## YOUR TASK
Copy the data below, replacing every "Loyal Runners" with "Returning Runners" and leaving everything else unchanged.

## RECORDS SHOWN

====

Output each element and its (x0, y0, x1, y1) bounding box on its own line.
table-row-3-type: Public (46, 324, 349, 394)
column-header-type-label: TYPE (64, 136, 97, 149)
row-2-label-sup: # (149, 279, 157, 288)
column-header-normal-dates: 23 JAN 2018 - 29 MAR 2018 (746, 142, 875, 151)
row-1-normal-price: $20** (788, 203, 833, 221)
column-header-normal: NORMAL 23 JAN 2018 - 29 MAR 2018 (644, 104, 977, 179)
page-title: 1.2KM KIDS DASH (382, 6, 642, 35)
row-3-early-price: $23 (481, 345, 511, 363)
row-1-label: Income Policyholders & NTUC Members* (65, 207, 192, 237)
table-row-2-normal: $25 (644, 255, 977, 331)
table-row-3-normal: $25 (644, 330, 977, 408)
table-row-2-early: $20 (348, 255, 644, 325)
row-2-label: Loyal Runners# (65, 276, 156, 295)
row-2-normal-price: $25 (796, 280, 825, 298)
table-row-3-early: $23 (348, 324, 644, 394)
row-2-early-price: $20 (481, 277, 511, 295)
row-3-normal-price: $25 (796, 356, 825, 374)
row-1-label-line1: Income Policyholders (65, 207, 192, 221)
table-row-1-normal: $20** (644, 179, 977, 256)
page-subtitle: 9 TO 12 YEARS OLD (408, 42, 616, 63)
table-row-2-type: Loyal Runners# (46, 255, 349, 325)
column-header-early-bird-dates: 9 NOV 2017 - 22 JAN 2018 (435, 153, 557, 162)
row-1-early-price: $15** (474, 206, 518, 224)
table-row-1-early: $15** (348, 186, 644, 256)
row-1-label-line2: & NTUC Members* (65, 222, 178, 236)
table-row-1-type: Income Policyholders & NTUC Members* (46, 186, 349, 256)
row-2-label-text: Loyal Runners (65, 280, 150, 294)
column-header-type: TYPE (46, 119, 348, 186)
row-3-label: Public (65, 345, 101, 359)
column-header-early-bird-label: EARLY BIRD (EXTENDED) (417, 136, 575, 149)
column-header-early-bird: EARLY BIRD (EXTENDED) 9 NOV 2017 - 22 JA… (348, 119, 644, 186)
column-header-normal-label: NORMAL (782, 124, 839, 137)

====

## WRITTEN SOLUTION
Output each element and its (x0, y0, x1, y1) bounding box on its own line.
table-row-3-type: Public (46, 324, 349, 394)
column-header-type-label: TYPE (64, 136, 97, 149)
row-2-label-sup: # (149, 279, 157, 288)
column-header-normal-dates: 23 JAN 2018 - 29 MAR 2018 (746, 142, 875, 151)
row-1-normal-price: $20** (788, 203, 833, 221)
column-header-normal: NORMAL 23 JAN 2018 - 29 MAR 2018 (644, 104, 977, 179)
page-title: 1.2KM KIDS DASH (382, 6, 642, 35)
row-3-early-price: $23 (481, 345, 511, 363)
row-1-label: Income Policyholders & NTUC Members* (65, 207, 192, 237)
table-row-2-normal: $25 (644, 255, 977, 331)
table-row-3-normal: $25 (644, 330, 977, 408)
table-row-2-early: $20 (348, 255, 644, 325)
row-2-label: Returning Runners# (65, 276, 156, 295)
row-2-normal-price: $25 (796, 280, 825, 298)
table-row-3-early: $23 (348, 324, 644, 394)
row-2-early-price: $20 (481, 277, 511, 295)
row-3-normal-price: $25 (796, 356, 825, 374)
row-1-label-line1: Income Policyholders (65, 207, 192, 221)
table-row-1-normal: $20** (644, 179, 977, 256)
page-subtitle: 9 TO 12 YEARS OLD (408, 42, 616, 63)
table-row-2-type: Returning Runners# (46, 255, 349, 325)
column-header-early-bird-dates: 9 NOV 2017 - 22 JAN 2018 (435, 153, 557, 162)
row-1-early-price: $15** (474, 206, 518, 224)
table-row-1-early: $15** (348, 186, 644, 256)
row-1-label-line2: & NTUC Members* (65, 222, 178, 236)
table-row-1-type: Income Policyholders & NTUC Members* (46, 186, 349, 256)
row-2-label-text: Returning Runners (65, 280, 150, 294)
column-header-type: TYPE (46, 119, 348, 186)
row-3-label: Public (65, 345, 101, 359)
column-header-early-bird-label: EARLY BIRD (EXTENDED) (417, 136, 575, 149)
column-header-early-bird: EARLY BIRD (EXTENDED) 9 NOV 2017 - 22 JA… (348, 119, 644, 186)
column-header-normal-label: NORMAL (782, 124, 839, 137)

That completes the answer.